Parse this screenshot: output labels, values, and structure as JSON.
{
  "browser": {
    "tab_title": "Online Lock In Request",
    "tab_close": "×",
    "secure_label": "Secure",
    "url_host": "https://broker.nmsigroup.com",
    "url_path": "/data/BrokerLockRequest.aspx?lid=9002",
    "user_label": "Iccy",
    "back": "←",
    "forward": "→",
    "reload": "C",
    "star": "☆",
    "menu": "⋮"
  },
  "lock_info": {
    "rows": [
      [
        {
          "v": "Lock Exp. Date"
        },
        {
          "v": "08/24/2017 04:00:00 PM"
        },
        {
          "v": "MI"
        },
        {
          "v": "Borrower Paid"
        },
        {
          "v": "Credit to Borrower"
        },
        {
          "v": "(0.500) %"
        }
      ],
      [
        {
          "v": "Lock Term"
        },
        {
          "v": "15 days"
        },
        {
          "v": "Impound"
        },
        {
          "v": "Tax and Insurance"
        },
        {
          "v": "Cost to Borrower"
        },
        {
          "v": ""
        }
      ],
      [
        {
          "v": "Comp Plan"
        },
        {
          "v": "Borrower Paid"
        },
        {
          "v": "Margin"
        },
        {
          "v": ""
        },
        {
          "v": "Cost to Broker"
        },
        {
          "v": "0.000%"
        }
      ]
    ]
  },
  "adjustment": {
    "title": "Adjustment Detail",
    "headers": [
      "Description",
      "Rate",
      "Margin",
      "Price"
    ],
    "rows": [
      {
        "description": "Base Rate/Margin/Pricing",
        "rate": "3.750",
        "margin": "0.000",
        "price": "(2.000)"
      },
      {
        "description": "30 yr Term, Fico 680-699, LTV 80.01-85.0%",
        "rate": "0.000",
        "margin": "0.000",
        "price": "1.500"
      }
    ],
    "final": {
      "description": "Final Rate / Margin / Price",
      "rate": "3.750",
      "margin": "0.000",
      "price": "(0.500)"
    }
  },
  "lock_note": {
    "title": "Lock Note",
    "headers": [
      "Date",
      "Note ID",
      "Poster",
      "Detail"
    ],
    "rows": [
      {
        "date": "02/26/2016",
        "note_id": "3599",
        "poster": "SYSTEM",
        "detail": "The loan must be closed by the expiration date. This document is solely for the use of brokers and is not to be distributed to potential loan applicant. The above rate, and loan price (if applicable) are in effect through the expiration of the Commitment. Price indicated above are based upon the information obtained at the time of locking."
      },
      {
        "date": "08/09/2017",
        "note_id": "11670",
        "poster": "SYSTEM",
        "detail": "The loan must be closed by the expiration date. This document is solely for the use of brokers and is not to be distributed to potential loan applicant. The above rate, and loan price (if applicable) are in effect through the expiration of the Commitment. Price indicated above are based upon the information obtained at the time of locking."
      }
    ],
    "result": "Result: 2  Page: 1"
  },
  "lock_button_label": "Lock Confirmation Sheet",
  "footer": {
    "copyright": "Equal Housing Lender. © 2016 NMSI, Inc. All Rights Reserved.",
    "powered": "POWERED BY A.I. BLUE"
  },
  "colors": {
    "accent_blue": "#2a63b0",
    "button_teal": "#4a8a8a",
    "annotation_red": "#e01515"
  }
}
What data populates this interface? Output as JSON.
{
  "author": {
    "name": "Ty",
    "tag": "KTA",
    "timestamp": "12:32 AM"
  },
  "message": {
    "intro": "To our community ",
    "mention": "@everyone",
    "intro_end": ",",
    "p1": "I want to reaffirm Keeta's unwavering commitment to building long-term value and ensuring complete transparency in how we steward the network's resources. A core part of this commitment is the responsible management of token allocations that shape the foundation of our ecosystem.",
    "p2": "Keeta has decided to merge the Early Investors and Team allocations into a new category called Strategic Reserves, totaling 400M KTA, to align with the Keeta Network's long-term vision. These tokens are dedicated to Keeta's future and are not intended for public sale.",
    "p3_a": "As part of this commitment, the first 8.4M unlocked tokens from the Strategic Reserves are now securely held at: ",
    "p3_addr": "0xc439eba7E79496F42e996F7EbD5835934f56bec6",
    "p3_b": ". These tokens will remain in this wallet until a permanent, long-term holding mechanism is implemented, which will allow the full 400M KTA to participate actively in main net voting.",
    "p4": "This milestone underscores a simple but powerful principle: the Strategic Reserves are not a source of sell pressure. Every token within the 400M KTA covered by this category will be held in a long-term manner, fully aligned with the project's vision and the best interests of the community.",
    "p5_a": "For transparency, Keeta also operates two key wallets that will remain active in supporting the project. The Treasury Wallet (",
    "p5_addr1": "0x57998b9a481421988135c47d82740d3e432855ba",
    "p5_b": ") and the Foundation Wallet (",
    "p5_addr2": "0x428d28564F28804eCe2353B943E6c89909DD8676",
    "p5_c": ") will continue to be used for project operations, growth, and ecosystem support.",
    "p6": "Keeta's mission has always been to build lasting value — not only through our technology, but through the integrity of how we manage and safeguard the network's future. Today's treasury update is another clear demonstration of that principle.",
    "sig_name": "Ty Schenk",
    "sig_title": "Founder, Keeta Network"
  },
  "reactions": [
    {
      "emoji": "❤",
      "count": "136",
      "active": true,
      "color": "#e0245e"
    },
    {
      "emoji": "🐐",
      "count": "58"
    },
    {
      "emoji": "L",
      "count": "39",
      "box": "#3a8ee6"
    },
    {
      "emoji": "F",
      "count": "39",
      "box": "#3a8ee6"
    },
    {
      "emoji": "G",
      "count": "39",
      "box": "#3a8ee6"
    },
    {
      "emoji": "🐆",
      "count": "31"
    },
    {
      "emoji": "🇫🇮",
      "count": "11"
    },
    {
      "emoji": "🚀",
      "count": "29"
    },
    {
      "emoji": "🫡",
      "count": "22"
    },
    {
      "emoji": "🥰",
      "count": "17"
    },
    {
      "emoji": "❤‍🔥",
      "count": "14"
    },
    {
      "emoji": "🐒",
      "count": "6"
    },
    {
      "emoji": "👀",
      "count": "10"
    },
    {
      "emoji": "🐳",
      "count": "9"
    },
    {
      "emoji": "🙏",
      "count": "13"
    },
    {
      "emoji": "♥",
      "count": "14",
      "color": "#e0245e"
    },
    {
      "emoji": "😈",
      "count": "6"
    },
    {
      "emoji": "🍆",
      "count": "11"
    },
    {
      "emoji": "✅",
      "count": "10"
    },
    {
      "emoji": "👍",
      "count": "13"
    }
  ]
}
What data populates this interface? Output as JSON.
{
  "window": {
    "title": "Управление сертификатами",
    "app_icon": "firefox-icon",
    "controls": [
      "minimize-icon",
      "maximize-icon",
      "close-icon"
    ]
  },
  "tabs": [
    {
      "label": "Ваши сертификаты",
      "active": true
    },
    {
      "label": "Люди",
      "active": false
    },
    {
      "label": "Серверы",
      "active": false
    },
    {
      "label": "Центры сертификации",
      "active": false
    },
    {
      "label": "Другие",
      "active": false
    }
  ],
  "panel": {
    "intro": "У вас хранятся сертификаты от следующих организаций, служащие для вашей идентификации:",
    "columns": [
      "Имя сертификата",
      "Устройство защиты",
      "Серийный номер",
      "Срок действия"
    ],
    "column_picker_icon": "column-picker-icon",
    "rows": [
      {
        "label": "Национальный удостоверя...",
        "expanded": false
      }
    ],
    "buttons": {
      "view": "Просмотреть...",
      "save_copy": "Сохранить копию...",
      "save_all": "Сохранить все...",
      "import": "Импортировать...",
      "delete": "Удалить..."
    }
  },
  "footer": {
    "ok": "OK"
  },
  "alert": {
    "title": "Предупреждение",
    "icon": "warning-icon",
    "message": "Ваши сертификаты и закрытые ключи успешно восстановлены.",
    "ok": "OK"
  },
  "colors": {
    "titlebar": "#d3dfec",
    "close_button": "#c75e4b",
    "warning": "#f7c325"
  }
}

**Set exercise:** Reproduce the whole listing word for word.

**Result for this task:**
Parse this screenshot: output labels, values, and structure as JSON.
{
  "browser": {
    "tab_title": "Online Lock In Request",
    "tab_close": "×",
    "secure_label": "Secure",
    "url_host": "https://broker.nmsigroup.com",
    "url_path": "/data/BrokerLockRequest.aspx?lid=9002",
    "user_label": "Iccy",
    "back": "←",
    "forward": "→",
    "reload": "C",
    "star": "☆",
    "menu": "⋮"
  },
  "lock_info": {
    "rows": [
      [
        {
          "v": "Lock Exp. Date"
        },
        {
          "v": "08/24/2017 04:00:00 PM"
        },
        {
          "v": "MI"
        },
        {
          "v": "Borrower Paid"
        },
        {
          "v": "Credit to Borrower"
        },
        {
          "v": "(0.500) %"
        }
      ],
      [
        {
          "v": "Lock Term"
        },
        {
          "v": "15 days"
        },
        {
          "v": "Impound"
        },
        {
          "v": "Tax and Insurance"
        },
        {
          "v": "Cost to Borrower"
        },
        {
          "v": ""
        }
      ],
      [
        {
          "v": "Comp Plan"
        },
        {
          "v": "Borrower Paid"
        },
        {
          "v": "Margin"
        },
        {
          "v": ""
        },
        {
          "v": "Cost to Broker"
        },
        {
          "v": "0.000%"
        }
      ]
    ]
  },
  "adjustment": {
    "title": "Adjustment Detail",
    "headers": [
      "Description",
      "Rate",
      "Margin",
      "Price"
    ],
    "rows": [
      {
        "description": "Base Rate/Margin/Pricing",
        "rate": "3.750",
        "margin": "0.000",
        "price": "(2.000)"
      },
      {
        "description": "30 yr Term, Fico 680-699, LTV 80.01-85.0%",
        "rate": "0.000",
        "margin": "0.000",
        "price": "1.500"
      }
    ],
    "final": {
      "description": "Final Rate / Margin / Price",
      "rate": "3.750",
      "margin": "0.000",
      "price": "(0.500)"
    }
  },
  "lock_note": {
    "title": "Lock Note",
    "headers": [
      "Date",
      "Note ID",
      "Poster",
      "Detail"
    ],
    "rows": [
      {
        "date": "02/26/2016",
        "note_id": "3599",
        "poster": "SYSTEM",
        "detail": "The loan must be closed by the expiration date. This document is solely for the use of brokers and is not to be distributed to potential loan applicant. The above rate, and loan price (if applicable) are in effect through the expiration of the Commitment. Price indicated above are based upon the information obtained at the time of locking."
      },
      {
        "date": "08/09/2017",
        "note_id": "11670",
        "poster": "SYSTEM",
        "detail": "The loan must be closed by the expiration date. This document is solely for the use of brokers and is not to be distributed to potential loan applicant. The above rate, and loan price (if applicable) are in effect through the expiration of the Commitment. Price indicated above are based upon the information obtained at the time of locking."
      }
    ],
    "result": "Result: 2  Page: 1"
  },
  "lock_button_label": "Lock Confirmation Sheet",
  "footer": {
    "copyright": "Equal Housing Lender. © 2016 NMSI, Inc. All Rights Reserved.",
    "powered": "POWERED BY A.I. BLUE"
  },
  "colors": {
    "accent_blue": "#2a63b0",
    "button_teal": "#4a8a8a",
    "annotation_red": "#e01515"
  }
}
What data populates this interface? Output as JSON.
{
  "author": {
    "name": "Ty",
    "tag": "KTA",
    "timestamp": "12:32 AM"
  },
  "message": {
    "intro": "To our community ",
    "mention": "@everyone",
    "intro_end": ",",
    "p1": "I want to reaffirm Keeta's unwavering commitment to building long-term value and ensuring complete transparency in how we steward the network's resources. A core part of this commitment is the responsible management of token allocations that shape the foundation of our ecosystem.",
    "p2": "Keeta has decided to merge the Early Investors and Team allocations into a new category called Strategic Reserves, totaling 400M KTA, to align with the Keeta Network's long-term vision. These tokens are dedicated to Keeta's future and are not intended for public sale.",
    "p3_a": "As part of this commitment, the first 8.4M unlocked tokens from the Strategic Reserves are now securely held at: ",
    "p3_addr": "0xc439eba7E79496F42e996F7EbD5835934f56bec6",
    "p3_b": ". These tokens will remain in this wallet until a permanent, long-term holding mechanism is implemented, which will allow the full 400M KTA to participate actively in main net voting.",
    "p4": "This milestone underscores a simple but powerful principle: the Strategic Reserves are not a source of sell pressure. Every token within the 400M KTA covered by this category will be held in a long-term manner, fully aligned with the project's vision and the best interests of the community.",
    "p5_a": "For transparency, Keeta also operates two key wallets that will remain active in supporting the project. The Treasury Wallet (",
    "p5_addr1": "0x57998b9a481421988135c47d82740d3e432855ba",
    "p5_b": ") and the Foundation Wallet (",
    "p5_addr2": "0x428d28564F28804eCe2353B943E6c89909DD8676",
    "p5_c": ") will continue to be used for project operations, growth, and ecosystem support.",
    "p6": "Keeta's mission has always been to build lasting value — not only through our technology, but through the integrity of how we manage and safeguard the network's future. Today's treasury update is another clear demonstration of that principle.",
    "sig_name": "Ty Schenk",
    "sig_title": "Founder, Keeta Network"
  },
  "reactions": [
    {
      "emoji": "❤",
      "count": "136",
      "active": true,
      "color": "#e0245e"
    },
    {
      "emoji": "🐐",
      "count": "58"
    },
    {
      "emoji": "L",
      "count": "39",
      "box": "#3a8ee6"
    },
    {
      "emoji": "F",
      "count": "39",
      "box": "#3a8ee6"
    },
    {
      "emoji": "G",
      "count": "39",
      "box": "#3a8ee6"
    },
    {
      "emoji": "🐆",
      "count": "31"
    },
    {
      "emoji": "🇫🇮",
      "count": "11"
    },
    {
      "emoji": "🚀",
      "count": "29"
    },
    {
      "emoji": "🫡",
      "count": "22"
    },
    {
      "emoji": "🥰",
      "count": "17"
    },
    {
      "emoji": "❤‍🔥",
      "count": "14"
    },
    {
      "emoji": "🐒",
      "count": "6"
    },
    {
      "emoji": "👀",
      "count": "10"
    },
    {
      "emoji": "🐳",
      "count": "9"
    },
    {
      "emoji": "🙏",
      "count": "13"
    },
    {
      "emoji": "♥",
      "count": "14",
      "color": "#e0245e"
    },
    {
      "emoji": "😈",
      "count": "6"
    },
    {
      "emoji": "🍆",
      "count": "11"
    },
    {
      "emoji": "✅",
      "count": "10"
    },
    {
      "emoji": "👍",
      "count": "13"
    }
  ]
}
What data populates this interface? Output as JSON.
{
  "window": {
    "title": "Управление сертификатами",
    "app_icon": "firefox-icon",
    "controls": [
      "minimize-icon",
      "maximize-icon",
      "close-icon"
    ]
  },
  "tabs": [
    {
      "label": "Ваши сертификаты",
      "active": true
    },
    {
      "label": "Люди",
      "active": false
    },
    {
      "label": "Серверы",
      "active": false
    },
    {
      "label": "Центры сертификации",
      "active": false
    },
    {
      "label": "Другие",
      "active": false
    }
  ],
  "panel": {
    "intro": "У вас хранятся сертификаты от следующих организаций, служащие для вашей идентификации:",
    "columns": [
      "Имя сертификата",
      "Устройство защиты",
      "Серийный номер",
      "Срок действия"
    ],
    "column_picker_icon": "column-picker-icon",
    "rows": [
      {
        "label": "Национальный удостоверя...",
        "expanded": false
      }
    ],
    "buttons": {
      "view": "Просмотреть...",
      "save_copy": "Сохранить копию...",
      "save_all": "Сохранить все...",
      "import": "Импортировать...",
      "delete": "Удалить..."
    }
  },
  "footer": {
    "ok": "OK"
  },
  "alert": {
    "title": "Предупреждение",
    "icon": "warning-icon",
    "message": "Ваши сертификаты и закрытые ключи успешно восстановлены.",
    "ok": "OK"
  },
  "colors": {
    "titlebar": "#d3dfec",
    "close_button": "#c75e4b",
    "warning": "#f7c325"
  }
}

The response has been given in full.